Copy out every line exactly, passing over the pictures.

═════ EXTRACTED RECORDS

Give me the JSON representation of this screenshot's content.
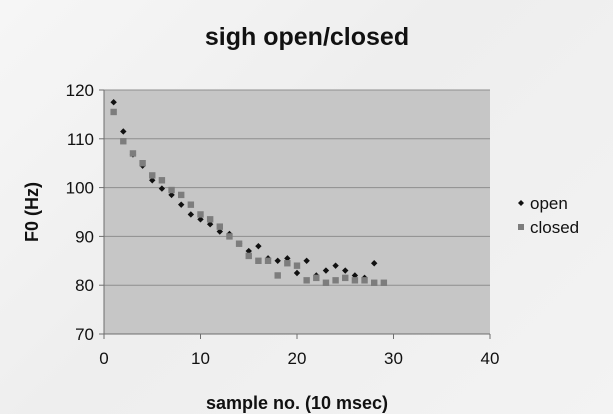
{
  "chart_data": {
    "type": "scatter",
    "title": "sigh open/closed",
    "xlabel": "sample no. (10 msec)",
    "ylabel": "F0 (Hz)",
    "xlim": [
      0,
      40
    ],
    "ylim": [
      70,
      120
    ],
    "x_ticks": [
      0,
      10,
      20,
      30,
      40
    ],
    "y_ticks": [
      70,
      80,
      90,
      100,
      110,
      120
    ],
    "grid": "horizontal",
    "legend_position": "right",
    "colors": {
      "plot_area": "#c6c6c6",
      "open": "#111111",
      "closed": "#7d7d7d"
    },
    "series": [
      {
        "name": "open",
        "marker": "diamond",
        "x": [
          1,
          2,
          3,
          4,
          5,
          6,
          7,
          8,
          9,
          10,
          11,
          12,
          13,
          14,
          15,
          16,
          17,
          18,
          19,
          20,
          21,
          22,
          23,
          24,
          25,
          26,
          27,
          28
        ],
        "y": [
          117.5,
          111.5,
          106.8,
          104.5,
          101.5,
          99.8,
          98.5,
          96.5,
          94.5,
          93.5,
          92.5,
          91.0,
          90.5,
          88.5,
          87.0,
          88.0,
          85.5,
          85.0,
          85.5,
          82.5,
          85.0,
          82.0,
          83.0,
          84.0,
          83.0,
          82.0,
          81.5,
          84.5
        ]
      },
      {
        "name": "closed",
        "marker": "square",
        "x": [
          1,
          2,
          3,
          4,
          5,
          6,
          7,
          8,
          9,
          10,
          11,
          12,
          13,
          14,
          15,
          16,
          17,
          18,
          19,
          20,
          21,
          22,
          23,
          24,
          25,
          26,
          27,
          28,
          29
        ],
        "y": [
          115.5,
          109.5,
          107.0,
          105.0,
          102.5,
          101.5,
          99.5,
          98.5,
          96.5,
          94.5,
          93.5,
          92.0,
          90.0,
          88.5,
          86.0,
          85.0,
          85.0,
          82.0,
          84.5,
          84.0,
          81.0,
          81.5,
          80.5,
          81.0,
          81.5,
          81.0,
          81.0,
          80.5,
          80.5
        ]
      }
    ]
  }
}
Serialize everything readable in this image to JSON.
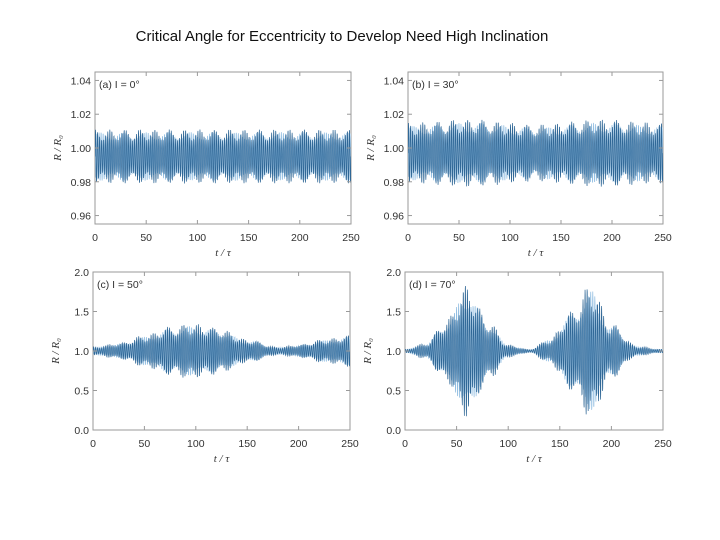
{
  "title": "Critical Angle for Eccentricity to Develop Need High Inclination",
  "colors": {
    "line_dark": "#2f6796",
    "line_light": "#8dbbe0",
    "frame": "#9a9a9a"
  },
  "chart_data": [
    {
      "type": "line",
      "panel_label": "(a) I = 0°",
      "xlabel": "t / τ",
      "ylabel": "R / R₀",
      "xlim": [
        0,
        250
      ],
      "ylim": [
        0.955,
        1.045
      ],
      "xticks": [
        0,
        50,
        100,
        150,
        200,
        250
      ],
      "yticks": [
        0.96,
        0.98,
        1.0,
        1.02,
        1.04
      ],
      "ytick_labels": [
        "0.96",
        "0.98",
        "1.00",
        "1.02",
        "1.04"
      ],
      "series": {
        "name": "R/R0",
        "center": 0.995,
        "amplitude_envelope": {
          "t": [
            0,
            125,
            250
          ],
          "amp": [
            0.016,
            0.016,
            0.016
          ]
        },
        "oscillation_period": 2.0
      }
    },
    {
      "type": "line",
      "panel_label": "(b) I = 30°",
      "xlabel": "t / τ",
      "ylabel": "R / R₀",
      "xlim": [
        0,
        250
      ],
      "ylim": [
        0.955,
        1.045
      ],
      "xticks": [
        0,
        50,
        100,
        150,
        200,
        250
      ],
      "yticks": [
        0.96,
        0.98,
        1.0,
        1.02,
        1.04
      ],
      "ytick_labels": [
        "0.96",
        "0.98",
        "1.00",
        "1.02",
        "1.04"
      ],
      "series": {
        "name": "R/R0",
        "center": 0.997,
        "amplitude_envelope": {
          "t": [
            0,
            60,
            125,
            190,
            250
          ],
          "amp": [
            0.018,
            0.02,
            0.017,
            0.02,
            0.018
          ]
        },
        "oscillation_period": 2.0
      }
    },
    {
      "type": "line",
      "panel_label": "(c) I = 50°",
      "xlabel": "t / τ",
      "ylabel": "R / R₀",
      "xlim": [
        0,
        250
      ],
      "ylim": [
        0.0,
        2.0
      ],
      "xticks": [
        0,
        50,
        100,
        150,
        200,
        250
      ],
      "yticks": [
        0.0,
        0.5,
        1.0,
        1.5,
        2.0
      ],
      "ytick_labels": [
        "0.0",
        "0.5",
        "1.0",
        "1.5",
        "2.0"
      ],
      "series": {
        "name": "R/R0",
        "center": 1.0,
        "amplitude_envelope": {
          "t": [
            0,
            25,
            50,
            75,
            95,
            120,
            150,
            180,
            200,
            225,
            250
          ],
          "amp": [
            0.05,
            0.1,
            0.2,
            0.31,
            0.35,
            0.3,
            0.15,
            0.05,
            0.08,
            0.15,
            0.2
          ]
        },
        "oscillation_period": 2.0
      }
    },
    {
      "type": "line",
      "panel_label": "(d) I = 70°",
      "xlabel": "t / τ",
      "ylabel": "R / R₀",
      "xlim": [
        0,
        250
      ],
      "ylim": [
        0.0,
        2.0
      ],
      "xticks": [
        0,
        50,
        100,
        150,
        200,
        250
      ],
      "yticks": [
        0.0,
        0.5,
        1.0,
        1.5,
        2.0
      ],
      "ytick_labels": [
        "0.0",
        "0.5",
        "1.0",
        "1.5",
        "2.0"
      ],
      "series": {
        "name": "R/R0",
        "center": 1.0,
        "amplitude_envelope": {
          "t": [
            0,
            20,
            40,
            60,
            80,
            100,
            120,
            140,
            160,
            180,
            200,
            225,
            250
          ],
          "amp": [
            0.02,
            0.1,
            0.4,
            0.85,
            0.4,
            0.08,
            0.02,
            0.15,
            0.5,
            0.85,
            0.35,
            0.06,
            0.02
          ]
        },
        "oscillation_period": 2.0
      }
    }
  ]
}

══════════

TASK ANSWER:
Give me the JSON representation of this screenshot's content.
{
  "chart_data": {
    "type": "scatter",
    "title": "sigh open/closed",
    "xlabel": "sample no. (10 msec)",
    "ylabel": "F0 (Hz)",
    "xlim": [
      0,
      40
    ],
    "ylim": [
      70,
      120
    ],
    "x_ticks": [
      0,
      10,
      20,
      30,
      40
    ],
    "y_ticks": [
      70,
      80,
      90,
      100,
      110,
      120
    ],
    "grid": "horizontal",
    "legend_position": "right",
    "colors": {
      "plot_area": "#c6c6c6",
      "open": "#111111",
      "closed": "#7d7d7d"
    },
    "series": [
      {
        "name": "open",
        "marker": "diamond",
        "x": [
          1,
          2,
          3,
          4,
          5,
          6,
          7,
          8,
          9,
          10,
          11,
          12,
          13,
          14,
          15,
          16,
          17,
          18,
          19,
          20,
          21,
          22,
          23,
          24,
          25,
          26,
          27,
          28
        ],
        "y": [
          117.5,
          111.5,
          106.8,
          104.5,
          101.5,
          99.8,
          98.5,
          96.5,
          94.5,
          93.5,
          92.5,
          91.0,
          90.5,
          88.5,
          87.0,
          88.0,
          85.5,
          85.0,
          85.5,
          82.5,
          85.0,
          82.0,
          83.0,
          84.0,
          83.0,
          82.0,
          81.5,
          84.5
        ]
      },
      {
        "name": "closed",
        "marker": "square",
        "x": [
          1,
          2,
          3,
          4,
          5,
          6,
          7,
          8,
          9,
          10,
          11,
          12,
          13,
          14,
          15,
          16,
          17,
          18,
          19,
          20,
          21,
          22,
          23,
          24,
          25,
          26,
          27,
          28,
          29
        ],
        "y": [
          115.5,
          109.5,
          107.0,
          105.0,
          102.5,
          101.5,
          99.5,
          98.5,
          96.5,
          94.5,
          93.5,
          92.0,
          90.0,
          88.5,
          86.0,
          85.0,
          85.0,
          82.0,
          84.5,
          84.0,
          81.0,
          81.5,
          80.5,
          81.0,
          81.5,
          81.0,
          81.0,
          80.5,
          80.5
        ]
      }
    ]
  }
}
Serialize everything readable in this image to JSON.
{
  "title": "Critical Angle for Eccentricity to Develop Need High Inclination",
  "colors": {
    "line_dark": "#2f6796",
    "line_light": "#8dbbe0",
    "frame": "#9a9a9a"
  },
  "chart_data": [
    {
      "type": "line",
      "panel_label": "(a) I = 0°",
      "xlabel": "t / τ",
      "ylabel": "R / R₀",
      "xlim": [
        0,
        250
      ],
      "ylim": [
        0.955,
        1.045
      ],
      "xticks": [
        0,
        50,
        100,
        150,
        200,
        250
      ],
      "yticks": [
        0.96,
        0.98,
        1.0,
        1.02,
        1.04
      ],
      "ytick_labels": [
        "0.96",
        "0.98",
        "1.00",
        "1.02",
        "1.04"
      ],
      "series": {
        "name": "R/R0",
        "center": 0.995,
        "amplitude_envelope": {
          "t": [
            0,
            125,
            250
          ],
          "amp": [
            0.016,
            0.016,
            0.016
          ]
        },
        "oscillation_period": 2.0
      }
    },
    {
      "type": "line",
      "panel_label": "(b) I = 30°",
      "xlabel": "t / τ",
      "ylabel": "R / R₀",
      "xlim": [
        0,
        250
      ],
      "ylim": [
        0.955,
        1.045
      ],
      "xticks": [
        0,
        50,
        100,
        150,
        200,
        250
      ],
      "yticks": [
        0.96,
        0.98,
        1.0,
        1.02,
        1.04
      ],
      "ytick_labels": [
        "0.96",
        "0.98",
        "1.00",
        "1.02",
        "1.04"
      ],
      "series": {
        "name": "R/R0",
        "center": 0.997,
        "amplitude_envelope": {
          "t": [
            0,
            60,
            125,
            190,
            250
          ],
          "amp": [
            0.018,
            0.02,
            0.017,
            0.02,
            0.018
          ]
        },
        "oscillation_period": 2.0
      }
    },
    {
      "type": "line",
      "panel_label": "(c) I = 50°",
      "xlabel": "t / τ",
      "ylabel": "R / R₀",
      "xlim": [
        0,
        250
      ],
      "ylim": [
        0.0,
        2.0
      ],
      "xticks": [
        0,
        50,
        100,
        150,
        200,
        250
      ],
      "yticks": [
        0.0,
        0.5,
        1.0,
        1.5,
        2.0
      ],
      "ytick_labels": [
        "0.0",
        "0.5",
        "1.0",
        "1.5",
        "2.0"
      ],
      "series": {
        "name": "R/R0",
        "center": 1.0,
        "amplitude_envelope": {
          "t": [
            0,
            25,
            50,
            75,
            95,
            120,
            150,
            180,
            200,
            225,
            250
          ],
          "amp": [
            0.05,
            0.1,
            0.2,
            0.31,
            0.35,
            0.3,
            0.15,
            0.05,
            0.08,
            0.15,
            0.2
          ]
        },
        "oscillation_period": 2.0
      }
    },
    {
      "type": "line",
      "panel_label": "(d) I = 70°",
      "xlabel": "t / τ",
      "ylabel": "R / R₀",
      "xlim": [
        0,
        250
      ],
      "ylim": [
        0.0,
        2.0
      ],
      "xticks": [
        0,
        50,
        100,
        150,
        200,
        250
      ],
      "yticks": [
        0.0,
        0.5,
        1.0,
        1.5,
        2.0
      ],
      "ytick_labels": [
        "0.0",
        "0.5",
        "1.0",
        "1.5",
        "2.0"
      ],
      "series": {
        "name": "R/R0",
        "center": 1.0,
        "amplitude_envelope": {
          "t": [
            0,
            20,
            40,
            60,
            80,
            100,
            120,
            140,
            160,
            180,
            200,
            225,
            250
          ],
          "amp": [
            0.02,
            0.1,
            0.4,
            0.85,
            0.4,
            0.08,
            0.02,
            0.15,
            0.5,
            0.85,
            0.35,
            0.06,
            0.02
          ]
        },
        "oscillation_period": 2.0
      }
    }
  ]
}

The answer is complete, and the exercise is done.